Copy every line of the data that includes the string "system".
-----
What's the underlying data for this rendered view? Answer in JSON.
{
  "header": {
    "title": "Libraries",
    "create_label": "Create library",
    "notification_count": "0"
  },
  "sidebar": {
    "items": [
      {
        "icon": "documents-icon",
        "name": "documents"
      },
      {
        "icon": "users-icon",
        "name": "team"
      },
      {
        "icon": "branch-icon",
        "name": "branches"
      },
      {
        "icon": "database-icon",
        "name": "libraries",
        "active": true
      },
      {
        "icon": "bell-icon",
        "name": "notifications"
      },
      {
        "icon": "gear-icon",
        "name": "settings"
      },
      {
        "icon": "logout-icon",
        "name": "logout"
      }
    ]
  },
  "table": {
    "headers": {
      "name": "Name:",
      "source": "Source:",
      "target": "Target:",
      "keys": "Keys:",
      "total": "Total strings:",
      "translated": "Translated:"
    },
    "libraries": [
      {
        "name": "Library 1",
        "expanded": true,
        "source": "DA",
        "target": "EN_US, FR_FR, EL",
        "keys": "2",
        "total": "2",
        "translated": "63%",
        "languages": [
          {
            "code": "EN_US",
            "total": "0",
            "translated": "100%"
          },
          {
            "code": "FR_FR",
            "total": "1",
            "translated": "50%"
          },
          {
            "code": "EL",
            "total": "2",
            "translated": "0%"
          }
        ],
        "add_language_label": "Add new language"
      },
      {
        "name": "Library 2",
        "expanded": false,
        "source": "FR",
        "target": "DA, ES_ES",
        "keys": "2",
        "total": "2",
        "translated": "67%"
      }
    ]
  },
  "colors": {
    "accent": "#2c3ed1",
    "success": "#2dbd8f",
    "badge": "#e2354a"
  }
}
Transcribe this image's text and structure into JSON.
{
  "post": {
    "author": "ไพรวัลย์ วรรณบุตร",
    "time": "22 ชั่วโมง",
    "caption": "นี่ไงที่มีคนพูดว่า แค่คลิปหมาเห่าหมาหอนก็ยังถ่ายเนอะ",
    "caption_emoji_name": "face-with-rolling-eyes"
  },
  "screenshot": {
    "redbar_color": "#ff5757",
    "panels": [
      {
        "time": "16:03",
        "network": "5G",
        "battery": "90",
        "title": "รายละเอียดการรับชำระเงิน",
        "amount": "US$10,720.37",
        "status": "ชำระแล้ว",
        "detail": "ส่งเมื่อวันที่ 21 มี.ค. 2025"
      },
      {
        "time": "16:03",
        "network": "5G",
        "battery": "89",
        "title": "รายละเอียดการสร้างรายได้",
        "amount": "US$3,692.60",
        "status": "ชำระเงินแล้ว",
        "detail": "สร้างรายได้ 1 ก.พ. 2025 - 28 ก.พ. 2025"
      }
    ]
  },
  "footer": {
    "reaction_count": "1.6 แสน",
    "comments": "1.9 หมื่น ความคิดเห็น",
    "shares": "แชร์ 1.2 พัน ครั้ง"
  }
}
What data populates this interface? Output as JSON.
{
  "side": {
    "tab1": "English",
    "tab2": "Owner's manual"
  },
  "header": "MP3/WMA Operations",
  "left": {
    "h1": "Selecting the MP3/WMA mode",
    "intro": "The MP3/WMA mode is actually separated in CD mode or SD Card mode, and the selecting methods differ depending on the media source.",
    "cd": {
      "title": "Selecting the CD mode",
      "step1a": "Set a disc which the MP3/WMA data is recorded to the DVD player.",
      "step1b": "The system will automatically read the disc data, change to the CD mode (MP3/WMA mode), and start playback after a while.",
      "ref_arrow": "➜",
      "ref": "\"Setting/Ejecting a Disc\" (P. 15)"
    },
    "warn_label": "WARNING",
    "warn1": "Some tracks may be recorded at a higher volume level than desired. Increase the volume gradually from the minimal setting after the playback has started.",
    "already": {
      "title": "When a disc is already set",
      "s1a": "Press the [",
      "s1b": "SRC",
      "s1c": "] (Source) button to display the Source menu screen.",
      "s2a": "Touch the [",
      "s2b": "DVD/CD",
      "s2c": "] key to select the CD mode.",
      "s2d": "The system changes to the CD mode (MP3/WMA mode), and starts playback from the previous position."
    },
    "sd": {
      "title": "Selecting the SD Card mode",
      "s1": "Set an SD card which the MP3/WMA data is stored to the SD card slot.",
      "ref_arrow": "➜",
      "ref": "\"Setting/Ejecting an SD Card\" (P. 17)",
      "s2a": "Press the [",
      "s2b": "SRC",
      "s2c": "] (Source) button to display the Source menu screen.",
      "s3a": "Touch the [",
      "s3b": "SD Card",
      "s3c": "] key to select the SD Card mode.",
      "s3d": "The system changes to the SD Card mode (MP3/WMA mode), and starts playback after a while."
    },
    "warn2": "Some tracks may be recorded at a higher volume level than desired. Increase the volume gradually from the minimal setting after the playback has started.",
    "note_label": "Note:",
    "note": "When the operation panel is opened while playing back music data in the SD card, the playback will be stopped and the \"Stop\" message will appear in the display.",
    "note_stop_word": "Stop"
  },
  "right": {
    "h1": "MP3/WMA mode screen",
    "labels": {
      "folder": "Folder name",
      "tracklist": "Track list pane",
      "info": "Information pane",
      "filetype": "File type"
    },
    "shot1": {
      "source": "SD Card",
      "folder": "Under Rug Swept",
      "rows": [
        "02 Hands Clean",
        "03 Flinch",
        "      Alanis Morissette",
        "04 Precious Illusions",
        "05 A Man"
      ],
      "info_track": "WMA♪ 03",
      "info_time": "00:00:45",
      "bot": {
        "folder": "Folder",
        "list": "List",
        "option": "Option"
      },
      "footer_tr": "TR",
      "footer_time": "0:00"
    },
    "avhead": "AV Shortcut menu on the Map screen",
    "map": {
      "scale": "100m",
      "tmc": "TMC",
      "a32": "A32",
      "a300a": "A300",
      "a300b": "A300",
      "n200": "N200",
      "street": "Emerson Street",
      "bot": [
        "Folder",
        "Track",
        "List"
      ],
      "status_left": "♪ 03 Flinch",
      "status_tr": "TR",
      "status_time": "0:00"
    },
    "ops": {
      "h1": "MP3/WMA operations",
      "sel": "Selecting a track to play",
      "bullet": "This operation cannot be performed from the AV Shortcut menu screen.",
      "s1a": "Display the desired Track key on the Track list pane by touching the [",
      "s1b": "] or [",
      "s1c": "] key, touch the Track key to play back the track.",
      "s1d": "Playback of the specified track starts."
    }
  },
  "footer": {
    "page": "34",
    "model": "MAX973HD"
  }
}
-----
● **Correct output**
      "step1b": "The system will automatically read the disc data, change to the CD mode (MP3/WMA mode), and start playback after a while.",
      "s2d": "The system changes to the CD mode (MP3/WMA mode), and starts playback from the previous position."
      "s3d": "The system changes to the SD Card mode (MP3/WMA mode), and starts playback after a while."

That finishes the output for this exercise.